**WHAT THIS TASK INVOLVES**
How many lines in the records below hold the string "loses"? Answer with the number alone.

— START EXERCISE MATERIAL —

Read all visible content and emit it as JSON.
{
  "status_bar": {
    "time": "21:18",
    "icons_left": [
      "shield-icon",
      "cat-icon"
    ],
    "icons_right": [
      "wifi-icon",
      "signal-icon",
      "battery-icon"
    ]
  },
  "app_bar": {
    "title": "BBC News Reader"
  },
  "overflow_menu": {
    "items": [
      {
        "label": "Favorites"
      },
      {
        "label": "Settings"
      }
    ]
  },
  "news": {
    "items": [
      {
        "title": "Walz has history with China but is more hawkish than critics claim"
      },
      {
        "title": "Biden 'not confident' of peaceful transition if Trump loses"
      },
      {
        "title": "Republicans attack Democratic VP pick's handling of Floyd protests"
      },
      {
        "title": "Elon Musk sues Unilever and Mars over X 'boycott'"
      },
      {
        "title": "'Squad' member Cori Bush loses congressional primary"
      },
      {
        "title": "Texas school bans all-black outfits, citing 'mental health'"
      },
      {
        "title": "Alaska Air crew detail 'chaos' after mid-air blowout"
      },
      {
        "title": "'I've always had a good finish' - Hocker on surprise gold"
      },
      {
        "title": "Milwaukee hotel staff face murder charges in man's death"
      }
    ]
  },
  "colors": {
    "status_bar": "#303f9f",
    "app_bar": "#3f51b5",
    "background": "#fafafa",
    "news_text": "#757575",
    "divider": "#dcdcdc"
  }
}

— END EXERCISE MATERIAL —

**TASK OUTPUT**
2